- _EXERCISE OBJECTIVE_: Only a number is wanted. Count the lines holding the string "watermark".

Source records:
===============
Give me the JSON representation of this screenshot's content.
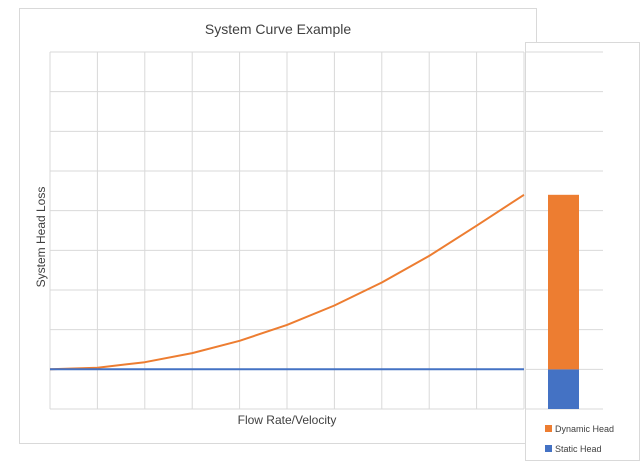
{
  "chart_data": [
    {
      "type": "line",
      "title": "System Curve Example",
      "xlabel": "Flow Rate/Velocity",
      "ylabel": "System Head Loss",
      "x": [
        0,
        1,
        2,
        3,
        4,
        5,
        6,
        7,
        8,
        9,
        10
      ],
      "xlim": [
        0,
        10
      ],
      "ylim": [
        -1,
        8
      ],
      "grid": true,
      "legend": "none",
      "series": [
        {
          "values": [
            0,
            0.04,
            0.18,
            0.41,
            0.72,
            1.12,
            1.61,
            2.19,
            2.86,
            3.62,
            4.4
          ],
          "color": "#ED7D31"
        },
        {
          "values": [
            0,
            0,
            0,
            0,
            0,
            0,
            0,
            0,
            0,
            0,
            0
          ],
          "color": "#4472C4"
        }
      ]
    },
    {
      "type": "bar",
      "stacked": true,
      "categories": [
        ""
      ],
      "ylim": [
        -1,
        8
      ],
      "grid": true,
      "legend": "bottom",
      "series": [
        {
          "name": "Static Head",
          "values": [
            1
          ],
          "color": "#4472C4"
        },
        {
          "name": "Dynamic Head",
          "values": [
            4.4
          ],
          "color": "#ED7D31"
        }
      ]
    }
  ]
}
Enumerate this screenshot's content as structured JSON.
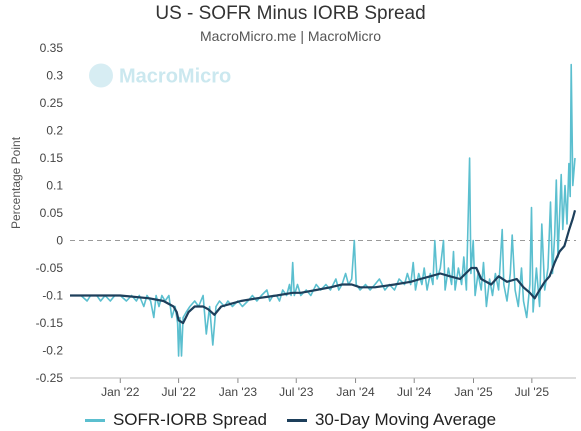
{
  "colors": {
    "spread": "#5bbfcf",
    "moving_average": "#1d3f5b",
    "zero_line": "#9a9a9a",
    "watermark": "#c6e6ee"
  },
  "watermark": "MacroMicro",
  "chart_data": {
    "type": "line",
    "title": "US - SOFR Minus IORB Spread",
    "subtitle": "MacroMicro.me | MacroMicro",
    "ylabel": "Percentage Point",
    "xlabel": "",
    "ylim": [
      -0.25,
      0.35
    ],
    "yticks": [
      0.35,
      0.3,
      0.25,
      0.2,
      0.15,
      0.1,
      0.05,
      0,
      -0.05,
      -0.1,
      -0.15,
      -0.2,
      -0.25
    ],
    "ytick_labels": [
      "0.35",
      "0.3",
      "0.25",
      "0.2",
      "0.15",
      "0.1",
      "0.05",
      "0",
      "-0.05",
      "-0.1",
      "-0.15",
      "-0.2",
      "-0.25"
    ],
    "xlim": [
      "2021-07-29",
      "2025-11-15"
    ],
    "xticks": [
      "2022-01-01",
      "2022-07-01",
      "2023-01-01",
      "2023-07-01",
      "2024-01-01",
      "2024-07-01",
      "2025-01-01",
      "2025-07-01"
    ],
    "xtick_labels": [
      "Jan '22",
      "Jul '22",
      "Jan '23",
      "Jul '23",
      "Jan '24",
      "Jul '24",
      "Jan '25",
      "Jul '25"
    ],
    "reference_line": 0,
    "legend_position": "bottom",
    "series": [
      {
        "name": "SOFR-IORB Spread",
        "points": [
          [
            "2021-07-29",
            -0.1
          ],
          [
            "2021-09-01",
            -0.1
          ],
          [
            "2021-09-20",
            -0.11
          ],
          [
            "2021-10-01",
            -0.1
          ],
          [
            "2021-10-20",
            -0.1
          ],
          [
            "2021-11-01",
            -0.11
          ],
          [
            "2021-11-15",
            -0.1
          ],
          [
            "2021-12-01",
            -0.11
          ],
          [
            "2021-12-15",
            -0.1
          ],
          [
            "2022-01-01",
            -0.1
          ],
          [
            "2022-01-20",
            -0.11
          ],
          [
            "2022-02-05",
            -0.1
          ],
          [
            "2022-02-20",
            -0.11
          ],
          [
            "2022-03-01",
            -0.1
          ],
          [
            "2022-03-15",
            -0.12
          ],
          [
            "2022-03-25",
            -0.1
          ],
          [
            "2022-04-05",
            -0.11
          ],
          [
            "2022-04-15",
            -0.14
          ],
          [
            "2022-04-22",
            -0.1
          ],
          [
            "2022-05-01",
            -0.12
          ],
          [
            "2022-05-10",
            -0.1
          ],
          [
            "2022-05-20",
            -0.11
          ],
          [
            "2022-06-01",
            -0.1
          ],
          [
            "2022-06-10",
            -0.14
          ],
          [
            "2022-06-20",
            -0.12
          ],
          [
            "2022-06-28",
            -0.15
          ],
          [
            "2022-07-01",
            -0.21
          ],
          [
            "2022-07-05",
            -0.14
          ],
          [
            "2022-07-10",
            -0.21
          ],
          [
            "2022-07-15",
            -0.14
          ],
          [
            "2022-07-25",
            -0.13
          ],
          [
            "2022-08-05",
            -0.12
          ],
          [
            "2022-08-20",
            -0.11
          ],
          [
            "2022-09-01",
            -0.12
          ],
          [
            "2022-09-15",
            -0.1
          ],
          [
            "2022-09-25",
            -0.17
          ],
          [
            "2022-10-05",
            -0.12
          ],
          [
            "2022-10-15",
            -0.19
          ],
          [
            "2022-10-25",
            -0.12
          ],
          [
            "2022-11-05",
            -0.11
          ],
          [
            "2022-11-20",
            -0.12
          ],
          [
            "2022-12-01",
            -0.11
          ],
          [
            "2022-12-15",
            -0.12
          ],
          [
            "2023-01-01",
            -0.11
          ],
          [
            "2023-01-15",
            -0.12
          ],
          [
            "2023-02-01",
            -0.11
          ],
          [
            "2023-02-15",
            -0.1
          ],
          [
            "2023-03-01",
            -0.11
          ],
          [
            "2023-03-15",
            -0.1
          ],
          [
            "2023-04-01",
            -0.09
          ],
          [
            "2023-04-10",
            -0.11
          ],
          [
            "2023-04-20",
            -0.1
          ],
          [
            "2023-05-01",
            -0.1
          ],
          [
            "2023-05-10",
            -0.11
          ],
          [
            "2023-05-20",
            -0.09
          ],
          [
            "2023-06-01",
            -0.1
          ],
          [
            "2023-06-10",
            -0.08
          ],
          [
            "2023-06-15",
            -0.1
          ],
          [
            "2023-06-20",
            -0.04
          ],
          [
            "2023-06-25",
            -0.1
          ],
          [
            "2023-07-05",
            -0.08
          ],
          [
            "2023-07-15",
            -0.1
          ],
          [
            "2023-08-01",
            -0.09
          ],
          [
            "2023-08-15",
            -0.1
          ],
          [
            "2023-09-01",
            -0.08
          ],
          [
            "2023-09-15",
            -0.09
          ],
          [
            "2023-10-01",
            -0.08
          ],
          [
            "2023-10-15",
            -0.09
          ],
          [
            "2023-11-01",
            -0.07
          ],
          [
            "2023-11-10",
            -0.09
          ],
          [
            "2023-11-20",
            -0.08
          ],
          [
            "2023-12-01",
            -0.06
          ],
          [
            "2023-12-10",
            -0.08
          ],
          [
            "2023-12-20",
            -0.07
          ],
          [
            "2023-12-28",
            0.0
          ],
          [
            "2024-01-03",
            -0.08
          ],
          [
            "2024-01-15",
            -0.09
          ],
          [
            "2024-02-01",
            -0.08
          ],
          [
            "2024-02-15",
            -0.09
          ],
          [
            "2024-03-01",
            -0.08
          ],
          [
            "2024-03-15",
            -0.07
          ],
          [
            "2024-04-01",
            -0.09
          ],
          [
            "2024-04-15",
            -0.08
          ],
          [
            "2024-05-01",
            -0.09
          ],
          [
            "2024-05-15",
            -0.07
          ],
          [
            "2024-06-01",
            -0.08
          ],
          [
            "2024-06-10",
            -0.06
          ],
          [
            "2024-06-20",
            -0.08
          ],
          [
            "2024-06-28",
            -0.04
          ],
          [
            "2024-07-05",
            -0.09
          ],
          [
            "2024-07-15",
            -0.06
          ],
          [
            "2024-07-25",
            -0.08
          ],
          [
            "2024-08-01",
            -0.05
          ],
          [
            "2024-08-10",
            -0.09
          ],
          [
            "2024-08-20",
            -0.06
          ],
          [
            "2024-08-28",
            -0.08
          ],
          [
            "2024-09-03",
            0.0
          ],
          [
            "2024-09-10",
            -0.07
          ],
          [
            "2024-09-20",
            -0.05
          ],
          [
            "2024-09-30",
            0.0
          ],
          [
            "2024-10-05",
            -0.09
          ],
          [
            "2024-10-15",
            -0.05
          ],
          [
            "2024-10-25",
            -0.08
          ],
          [
            "2024-10-31",
            -0.02
          ],
          [
            "2024-11-05",
            -0.09
          ],
          [
            "2024-11-15",
            -0.05
          ],
          [
            "2024-11-25",
            -0.08
          ],
          [
            "2024-12-02",
            -0.03
          ],
          [
            "2024-12-10",
            -0.09
          ],
          [
            "2024-12-20",
            0.15
          ],
          [
            "2024-12-24",
            -0.06
          ],
          [
            "2024-12-31",
            0.0
          ],
          [
            "2025-01-06",
            -0.1
          ],
          [
            "2025-01-15",
            -0.06
          ],
          [
            "2025-01-25",
            -0.09
          ],
          [
            "2025-02-01",
            -0.04
          ],
          [
            "2025-02-10",
            -0.12
          ],
          [
            "2025-02-20",
            -0.07
          ],
          [
            "2025-03-01",
            -0.1
          ],
          [
            "2025-03-10",
            -0.06
          ],
          [
            "2025-03-20",
            -0.09
          ],
          [
            "2025-03-31",
            0.02
          ],
          [
            "2025-04-05",
            -0.08
          ],
          [
            "2025-04-15",
            -0.11
          ],
          [
            "2025-04-25",
            -0.06
          ],
          [
            "2025-05-01",
            0.01
          ],
          [
            "2025-05-10",
            -0.09
          ],
          [
            "2025-05-20",
            -0.12
          ],
          [
            "2025-05-30",
            -0.05
          ],
          [
            "2025-06-05",
            -0.11
          ],
          [
            "2025-06-15",
            -0.14
          ],
          [
            "2025-06-25",
            -0.08
          ],
          [
            "2025-06-30",
            0.06
          ],
          [
            "2025-07-05",
            -0.13
          ],
          [
            "2025-07-15",
            -0.05
          ],
          [
            "2025-07-25",
            -0.12
          ],
          [
            "2025-08-01",
            0.03
          ],
          [
            "2025-08-10",
            -0.09
          ],
          [
            "2025-08-20",
            -0.05
          ],
          [
            "2025-08-28",
            0.07
          ],
          [
            "2025-09-03",
            -0.06
          ],
          [
            "2025-09-10",
            0.01
          ],
          [
            "2025-09-15",
            0.11
          ],
          [
            "2025-09-20",
            -0.03
          ],
          [
            "2025-09-30",
            0.12
          ],
          [
            "2025-10-05",
            0.02
          ],
          [
            "2025-10-12",
            0.1
          ],
          [
            "2025-10-18",
            0.03
          ],
          [
            "2025-10-24",
            0.14
          ],
          [
            "2025-10-28",
            0.08
          ],
          [
            "2025-10-31",
            0.32
          ],
          [
            "2025-11-05",
            0.1
          ],
          [
            "2025-11-12",
            0.15
          ]
        ]
      },
      {
        "name": "30-Day Moving Average",
        "points": [
          [
            "2021-07-29",
            -0.1
          ],
          [
            "2021-10-01",
            -0.1
          ],
          [
            "2022-01-01",
            -0.1
          ],
          [
            "2022-04-01",
            -0.105
          ],
          [
            "2022-05-15",
            -0.11
          ],
          [
            "2022-06-15",
            -0.12
          ],
          [
            "2022-06-25",
            -0.13
          ],
          [
            "2022-07-01",
            -0.145
          ],
          [
            "2022-07-15",
            -0.15
          ],
          [
            "2022-08-01",
            -0.13
          ],
          [
            "2022-08-20",
            -0.12
          ],
          [
            "2022-09-15",
            -0.12
          ],
          [
            "2022-10-01",
            -0.125
          ],
          [
            "2022-10-20",
            -0.135
          ],
          [
            "2022-11-10",
            -0.12
          ],
          [
            "2022-12-10",
            -0.115
          ],
          [
            "2023-01-10",
            -0.11
          ],
          [
            "2023-03-01",
            -0.105
          ],
          [
            "2023-05-01",
            -0.1
          ],
          [
            "2023-06-20",
            -0.095
          ],
          [
            "2023-07-15",
            -0.095
          ],
          [
            "2023-09-01",
            -0.09
          ],
          [
            "2023-10-15",
            -0.085
          ],
          [
            "2023-11-20",
            -0.08
          ],
          [
            "2023-12-20",
            -0.08
          ],
          [
            "2024-01-15",
            -0.085
          ],
          [
            "2024-03-01",
            -0.085
          ],
          [
            "2024-05-01",
            -0.08
          ],
          [
            "2024-06-20",
            -0.075
          ],
          [
            "2024-07-20",
            -0.07
          ],
          [
            "2024-08-20",
            -0.065
          ],
          [
            "2024-09-20",
            -0.06
          ],
          [
            "2024-10-20",
            -0.065
          ],
          [
            "2024-11-20",
            -0.07
          ],
          [
            "2024-12-25",
            -0.05
          ],
          [
            "2025-01-10",
            -0.05
          ],
          [
            "2025-01-25",
            -0.07
          ],
          [
            "2025-02-25",
            -0.08
          ],
          [
            "2025-03-20",
            -0.065
          ],
          [
            "2025-04-15",
            -0.075
          ],
          [
            "2025-05-15",
            -0.07
          ],
          [
            "2025-06-05",
            -0.085
          ],
          [
            "2025-06-25",
            -0.095
          ],
          [
            "2025-07-10",
            -0.105
          ],
          [
            "2025-07-25",
            -0.09
          ],
          [
            "2025-08-10",
            -0.075
          ],
          [
            "2025-08-25",
            -0.065
          ],
          [
            "2025-09-10",
            -0.04
          ],
          [
            "2025-09-25",
            -0.02
          ],
          [
            "2025-10-10",
            -0.01
          ],
          [
            "2025-10-25",
            0.02
          ],
          [
            "2025-11-05",
            0.04
          ],
          [
            "2025-11-12",
            0.055
          ]
        ]
      }
    ]
  }
}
===============
- _RESULT OF THIS EXERCISE_: 2